* [EXERCISE BRIEF] In the entries below, find every line with "Combo" and copy it.

* [GIVEN ENTRIES]
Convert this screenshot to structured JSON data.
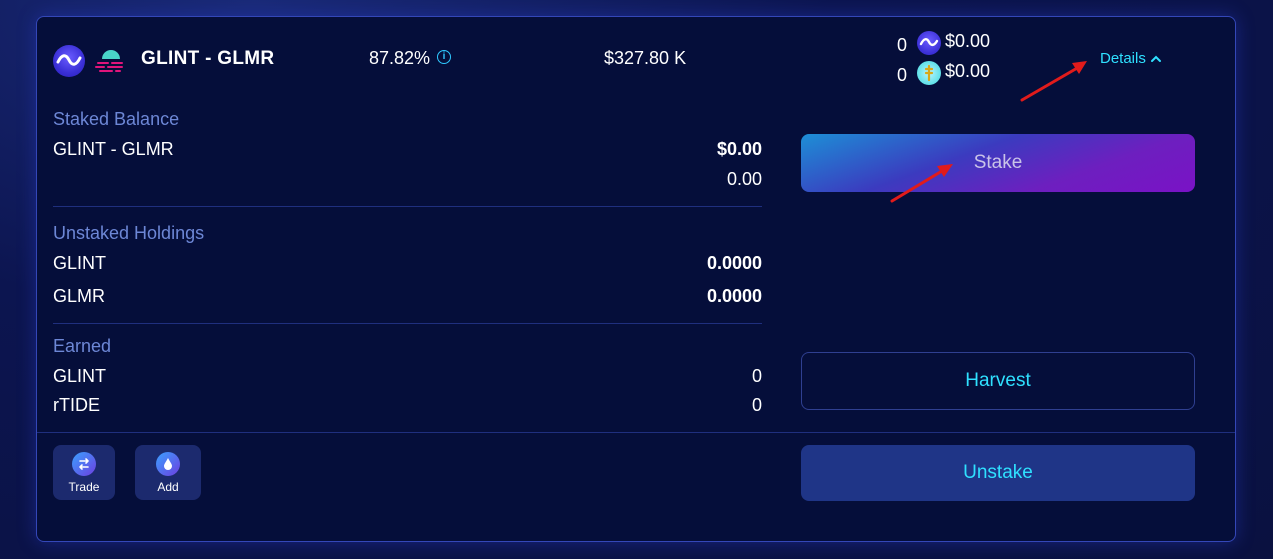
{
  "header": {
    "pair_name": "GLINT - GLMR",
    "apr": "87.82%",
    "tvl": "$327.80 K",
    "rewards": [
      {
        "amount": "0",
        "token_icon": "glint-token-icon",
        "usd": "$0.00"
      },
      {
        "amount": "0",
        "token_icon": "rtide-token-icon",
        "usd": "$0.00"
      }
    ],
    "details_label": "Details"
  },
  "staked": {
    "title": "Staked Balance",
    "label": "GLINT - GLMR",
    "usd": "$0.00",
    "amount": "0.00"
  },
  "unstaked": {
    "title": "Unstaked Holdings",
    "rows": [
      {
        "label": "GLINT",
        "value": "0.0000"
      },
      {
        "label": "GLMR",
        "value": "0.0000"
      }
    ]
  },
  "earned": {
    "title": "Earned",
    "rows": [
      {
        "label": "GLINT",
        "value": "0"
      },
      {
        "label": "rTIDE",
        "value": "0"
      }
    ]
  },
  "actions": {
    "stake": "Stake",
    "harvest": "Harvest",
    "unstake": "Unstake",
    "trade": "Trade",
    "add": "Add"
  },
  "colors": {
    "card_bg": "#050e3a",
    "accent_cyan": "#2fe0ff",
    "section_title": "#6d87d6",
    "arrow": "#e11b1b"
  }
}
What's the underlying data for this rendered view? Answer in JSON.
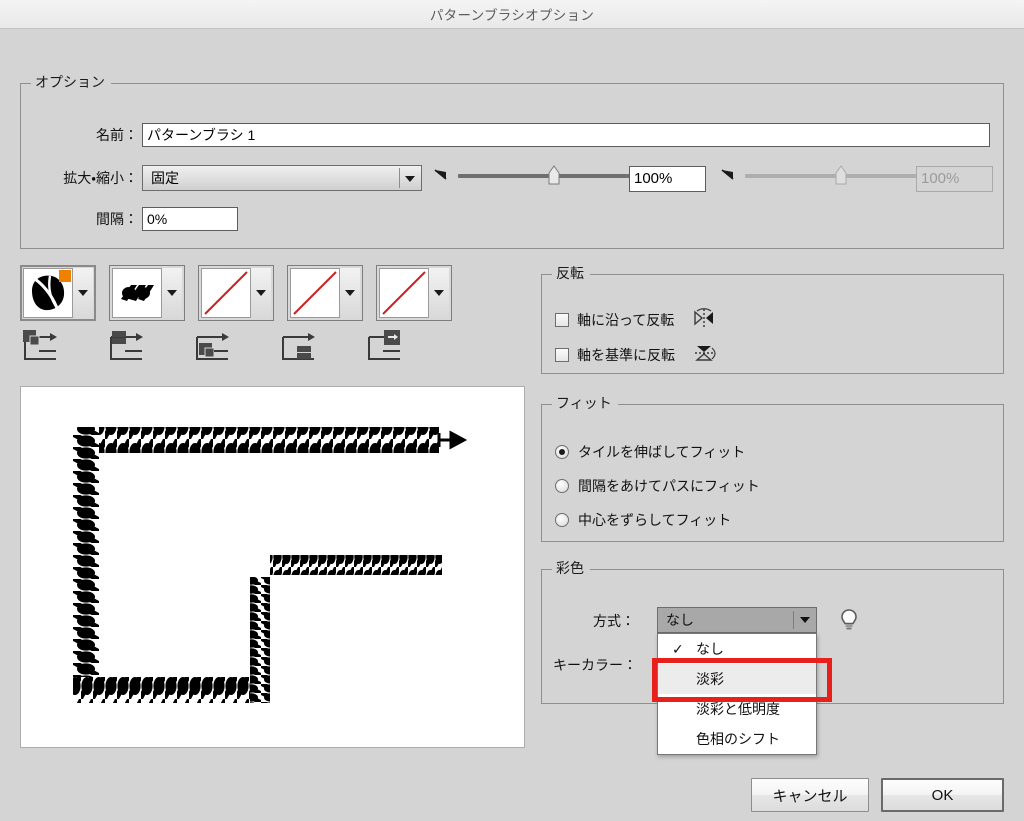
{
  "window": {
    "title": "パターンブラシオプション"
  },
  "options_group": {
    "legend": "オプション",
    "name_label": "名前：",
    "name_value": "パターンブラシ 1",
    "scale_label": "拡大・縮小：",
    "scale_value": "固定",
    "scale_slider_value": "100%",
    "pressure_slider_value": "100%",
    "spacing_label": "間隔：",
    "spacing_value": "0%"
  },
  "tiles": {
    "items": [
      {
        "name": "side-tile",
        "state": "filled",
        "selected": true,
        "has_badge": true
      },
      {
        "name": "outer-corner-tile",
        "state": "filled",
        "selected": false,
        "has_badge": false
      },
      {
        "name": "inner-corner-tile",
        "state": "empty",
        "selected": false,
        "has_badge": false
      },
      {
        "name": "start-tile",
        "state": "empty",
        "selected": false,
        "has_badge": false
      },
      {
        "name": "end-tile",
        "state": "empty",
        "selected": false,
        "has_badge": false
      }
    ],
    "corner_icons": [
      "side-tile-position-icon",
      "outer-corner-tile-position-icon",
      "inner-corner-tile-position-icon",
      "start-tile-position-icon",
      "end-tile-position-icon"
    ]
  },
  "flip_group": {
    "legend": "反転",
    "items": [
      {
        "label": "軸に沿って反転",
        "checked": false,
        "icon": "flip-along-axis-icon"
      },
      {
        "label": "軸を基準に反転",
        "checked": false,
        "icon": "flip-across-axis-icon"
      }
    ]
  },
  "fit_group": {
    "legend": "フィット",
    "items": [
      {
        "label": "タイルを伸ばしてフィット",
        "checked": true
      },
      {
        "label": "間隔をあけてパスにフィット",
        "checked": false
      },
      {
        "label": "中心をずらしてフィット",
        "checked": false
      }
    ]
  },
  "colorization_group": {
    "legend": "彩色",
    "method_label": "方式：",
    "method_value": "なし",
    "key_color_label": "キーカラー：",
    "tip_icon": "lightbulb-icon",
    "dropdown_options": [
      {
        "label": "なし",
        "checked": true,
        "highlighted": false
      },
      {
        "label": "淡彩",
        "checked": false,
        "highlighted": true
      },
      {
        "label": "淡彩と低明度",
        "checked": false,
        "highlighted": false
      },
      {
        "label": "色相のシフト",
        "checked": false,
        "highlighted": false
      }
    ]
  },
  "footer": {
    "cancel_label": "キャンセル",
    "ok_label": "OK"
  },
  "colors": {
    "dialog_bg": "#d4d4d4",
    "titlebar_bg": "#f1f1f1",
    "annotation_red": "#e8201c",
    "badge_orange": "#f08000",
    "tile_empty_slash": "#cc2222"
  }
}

...

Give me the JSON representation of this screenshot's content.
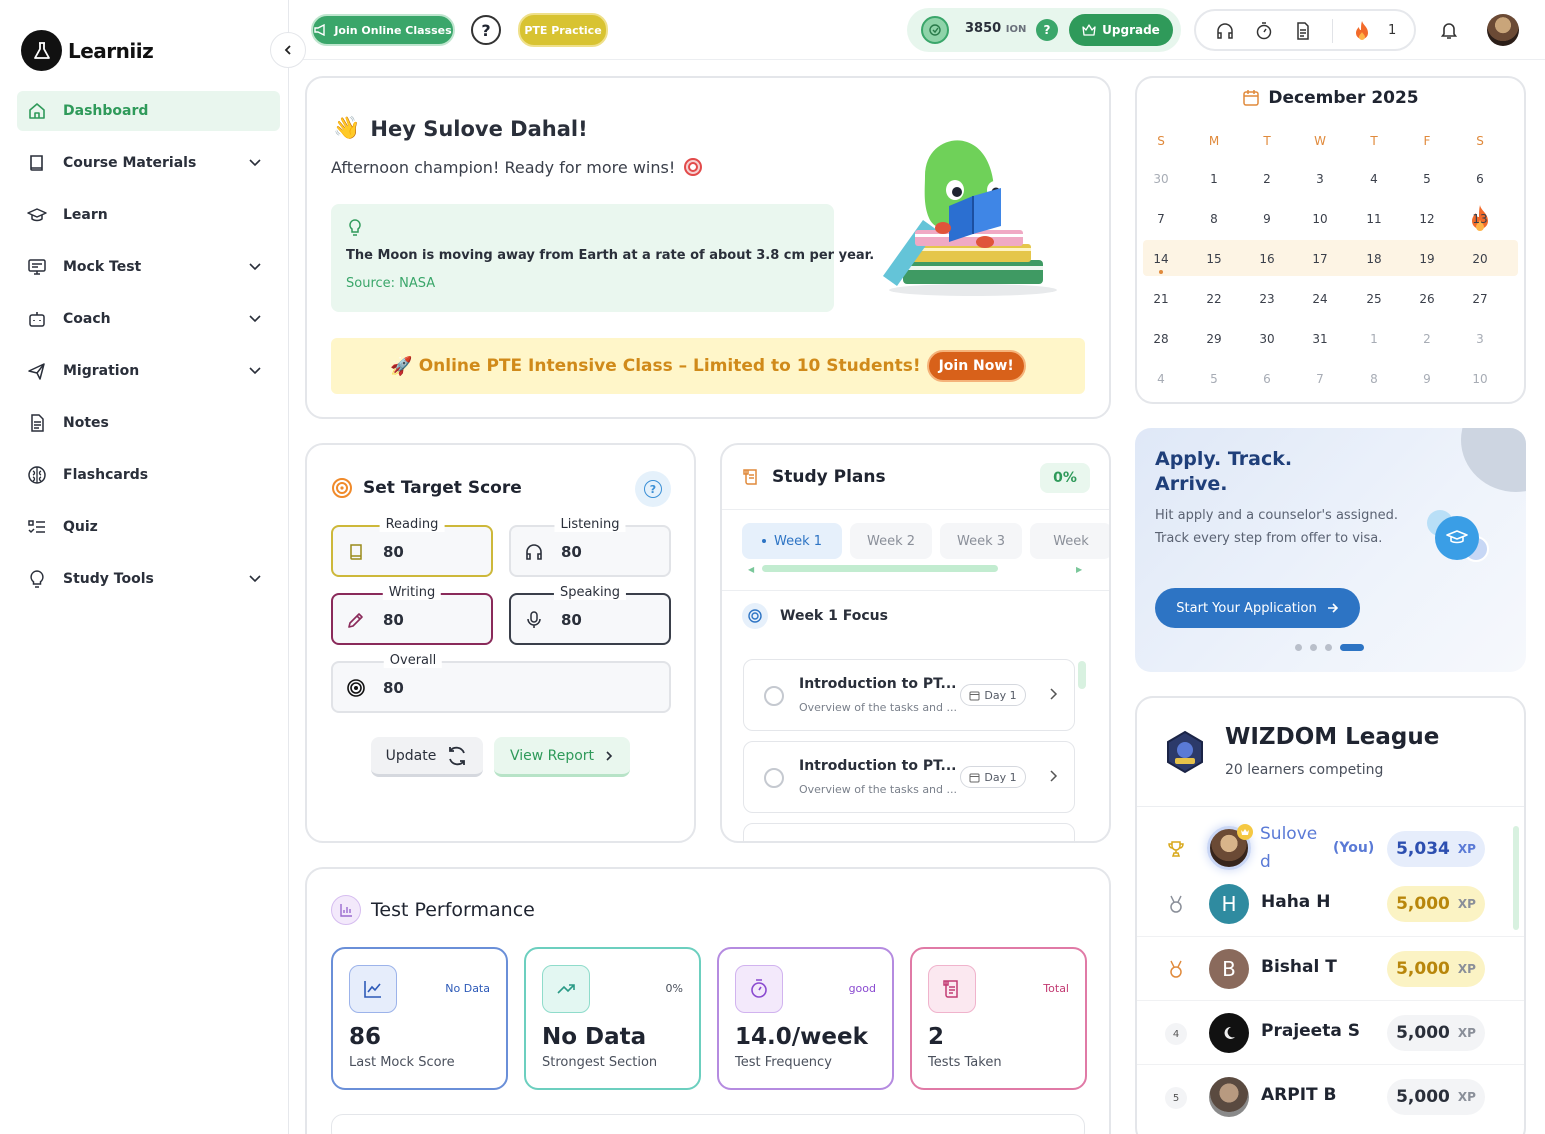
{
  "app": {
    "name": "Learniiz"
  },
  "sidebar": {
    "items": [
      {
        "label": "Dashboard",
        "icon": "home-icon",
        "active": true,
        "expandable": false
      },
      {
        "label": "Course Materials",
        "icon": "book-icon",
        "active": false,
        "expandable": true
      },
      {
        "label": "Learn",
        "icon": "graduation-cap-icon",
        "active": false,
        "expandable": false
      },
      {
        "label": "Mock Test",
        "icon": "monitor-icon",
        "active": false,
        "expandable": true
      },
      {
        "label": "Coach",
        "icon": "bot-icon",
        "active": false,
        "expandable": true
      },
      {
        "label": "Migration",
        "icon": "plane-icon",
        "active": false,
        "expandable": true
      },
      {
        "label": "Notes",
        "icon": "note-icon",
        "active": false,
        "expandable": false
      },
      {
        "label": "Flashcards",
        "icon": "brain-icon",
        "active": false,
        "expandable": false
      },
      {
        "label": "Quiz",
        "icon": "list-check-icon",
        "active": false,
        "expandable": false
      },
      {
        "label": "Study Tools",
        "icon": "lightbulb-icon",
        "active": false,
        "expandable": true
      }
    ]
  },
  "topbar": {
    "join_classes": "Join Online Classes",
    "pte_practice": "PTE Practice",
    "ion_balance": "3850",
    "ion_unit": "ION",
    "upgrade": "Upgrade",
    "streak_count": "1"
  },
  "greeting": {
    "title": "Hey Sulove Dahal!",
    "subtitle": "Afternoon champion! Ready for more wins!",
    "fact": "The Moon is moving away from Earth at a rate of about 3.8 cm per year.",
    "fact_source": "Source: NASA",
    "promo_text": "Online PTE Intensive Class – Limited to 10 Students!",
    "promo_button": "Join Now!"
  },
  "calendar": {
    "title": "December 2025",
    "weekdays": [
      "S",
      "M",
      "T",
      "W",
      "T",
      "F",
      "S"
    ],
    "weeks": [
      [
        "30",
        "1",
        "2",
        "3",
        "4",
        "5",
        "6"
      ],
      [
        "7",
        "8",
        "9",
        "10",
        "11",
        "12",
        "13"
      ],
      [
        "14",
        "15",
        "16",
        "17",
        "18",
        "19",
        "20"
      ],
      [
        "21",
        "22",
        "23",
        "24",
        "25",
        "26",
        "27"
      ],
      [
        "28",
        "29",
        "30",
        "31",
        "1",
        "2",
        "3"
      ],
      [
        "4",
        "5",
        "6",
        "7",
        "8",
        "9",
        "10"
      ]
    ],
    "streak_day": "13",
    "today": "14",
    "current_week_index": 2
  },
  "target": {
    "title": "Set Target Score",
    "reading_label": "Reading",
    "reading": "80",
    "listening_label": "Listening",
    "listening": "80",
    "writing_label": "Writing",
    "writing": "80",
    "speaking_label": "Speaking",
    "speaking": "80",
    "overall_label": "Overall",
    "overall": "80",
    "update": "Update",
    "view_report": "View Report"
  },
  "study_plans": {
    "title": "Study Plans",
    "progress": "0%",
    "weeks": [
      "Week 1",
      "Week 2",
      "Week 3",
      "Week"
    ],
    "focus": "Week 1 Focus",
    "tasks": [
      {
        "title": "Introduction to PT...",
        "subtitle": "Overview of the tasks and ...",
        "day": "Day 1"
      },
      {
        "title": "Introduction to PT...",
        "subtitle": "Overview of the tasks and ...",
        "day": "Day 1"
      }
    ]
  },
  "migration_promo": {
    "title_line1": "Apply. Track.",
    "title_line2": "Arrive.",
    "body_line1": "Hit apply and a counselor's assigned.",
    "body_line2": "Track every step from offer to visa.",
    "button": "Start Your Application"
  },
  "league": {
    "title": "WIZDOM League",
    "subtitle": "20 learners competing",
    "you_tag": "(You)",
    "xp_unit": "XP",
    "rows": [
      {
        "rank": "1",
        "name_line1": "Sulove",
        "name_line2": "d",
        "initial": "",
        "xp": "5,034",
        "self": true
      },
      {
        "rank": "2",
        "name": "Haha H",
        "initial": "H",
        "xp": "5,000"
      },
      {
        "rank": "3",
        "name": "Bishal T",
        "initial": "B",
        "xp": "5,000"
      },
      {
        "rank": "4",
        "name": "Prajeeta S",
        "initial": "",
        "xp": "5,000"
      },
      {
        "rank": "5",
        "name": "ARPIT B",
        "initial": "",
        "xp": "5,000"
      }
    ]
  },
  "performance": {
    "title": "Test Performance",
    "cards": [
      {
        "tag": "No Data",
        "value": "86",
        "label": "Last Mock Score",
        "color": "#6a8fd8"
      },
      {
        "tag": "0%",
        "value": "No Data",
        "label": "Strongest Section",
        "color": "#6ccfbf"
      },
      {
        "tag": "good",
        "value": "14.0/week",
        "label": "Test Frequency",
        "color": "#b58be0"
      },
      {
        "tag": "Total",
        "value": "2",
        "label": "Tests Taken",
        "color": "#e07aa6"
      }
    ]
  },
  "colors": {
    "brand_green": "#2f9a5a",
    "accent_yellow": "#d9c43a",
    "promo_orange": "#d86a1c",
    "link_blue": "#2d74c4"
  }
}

--

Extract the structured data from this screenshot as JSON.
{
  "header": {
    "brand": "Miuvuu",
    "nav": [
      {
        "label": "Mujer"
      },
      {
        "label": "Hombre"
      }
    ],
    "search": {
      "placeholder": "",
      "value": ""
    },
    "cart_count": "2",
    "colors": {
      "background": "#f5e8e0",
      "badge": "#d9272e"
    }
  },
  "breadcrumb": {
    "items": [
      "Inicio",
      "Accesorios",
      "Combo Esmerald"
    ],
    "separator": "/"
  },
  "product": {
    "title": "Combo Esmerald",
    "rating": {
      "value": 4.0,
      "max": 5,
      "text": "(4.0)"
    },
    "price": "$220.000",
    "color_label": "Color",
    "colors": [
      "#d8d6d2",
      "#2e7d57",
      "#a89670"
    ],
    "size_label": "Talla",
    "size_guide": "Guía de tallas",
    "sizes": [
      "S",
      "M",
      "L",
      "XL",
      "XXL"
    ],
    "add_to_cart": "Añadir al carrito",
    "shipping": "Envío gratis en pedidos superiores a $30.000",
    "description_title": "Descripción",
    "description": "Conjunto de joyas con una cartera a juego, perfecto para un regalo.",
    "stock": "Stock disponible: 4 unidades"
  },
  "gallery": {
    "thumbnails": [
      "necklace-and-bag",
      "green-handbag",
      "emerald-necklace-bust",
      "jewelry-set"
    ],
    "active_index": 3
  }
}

* [THE ANSWER]
      "Combo Esmerald"
    "title": "Combo Esmerald",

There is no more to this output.